## [TO BE DONE]
From the listing below, return each line that includes "this".

* BEGIN *

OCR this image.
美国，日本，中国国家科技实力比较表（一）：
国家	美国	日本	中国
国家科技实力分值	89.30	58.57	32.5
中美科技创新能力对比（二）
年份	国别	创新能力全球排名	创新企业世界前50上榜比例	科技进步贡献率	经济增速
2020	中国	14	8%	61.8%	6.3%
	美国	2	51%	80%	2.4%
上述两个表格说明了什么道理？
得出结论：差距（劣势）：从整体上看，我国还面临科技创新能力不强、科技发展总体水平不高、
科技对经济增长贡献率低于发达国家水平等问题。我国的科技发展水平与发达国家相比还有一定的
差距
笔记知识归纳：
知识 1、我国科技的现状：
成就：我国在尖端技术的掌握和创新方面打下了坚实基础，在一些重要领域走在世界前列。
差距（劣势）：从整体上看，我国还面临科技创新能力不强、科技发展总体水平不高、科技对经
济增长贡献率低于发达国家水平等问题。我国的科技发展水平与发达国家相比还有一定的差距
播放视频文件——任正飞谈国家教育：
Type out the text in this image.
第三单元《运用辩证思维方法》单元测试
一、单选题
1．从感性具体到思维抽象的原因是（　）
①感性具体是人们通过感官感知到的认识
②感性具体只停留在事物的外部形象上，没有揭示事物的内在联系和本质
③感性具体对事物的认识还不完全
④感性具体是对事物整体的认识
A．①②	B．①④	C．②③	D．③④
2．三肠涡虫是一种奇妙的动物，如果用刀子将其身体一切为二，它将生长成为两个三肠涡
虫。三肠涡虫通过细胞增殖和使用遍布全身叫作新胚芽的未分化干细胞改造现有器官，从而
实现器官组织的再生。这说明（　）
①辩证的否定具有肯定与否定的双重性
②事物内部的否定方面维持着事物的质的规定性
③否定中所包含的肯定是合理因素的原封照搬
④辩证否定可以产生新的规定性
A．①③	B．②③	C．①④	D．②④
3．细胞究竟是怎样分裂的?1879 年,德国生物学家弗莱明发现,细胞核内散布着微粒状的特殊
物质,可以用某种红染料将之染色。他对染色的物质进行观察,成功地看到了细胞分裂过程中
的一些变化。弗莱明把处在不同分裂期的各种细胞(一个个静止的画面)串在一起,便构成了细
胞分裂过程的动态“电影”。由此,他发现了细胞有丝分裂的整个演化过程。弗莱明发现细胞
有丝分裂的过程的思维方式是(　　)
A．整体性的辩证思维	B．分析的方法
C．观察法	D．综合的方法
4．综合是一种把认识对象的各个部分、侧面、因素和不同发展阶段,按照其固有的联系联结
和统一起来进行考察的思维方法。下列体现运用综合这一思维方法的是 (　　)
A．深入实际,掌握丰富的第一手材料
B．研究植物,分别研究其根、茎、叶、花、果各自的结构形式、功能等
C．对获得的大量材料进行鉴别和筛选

* END *

## [SOLUTION]
OCR this image.
Type out the text in this image.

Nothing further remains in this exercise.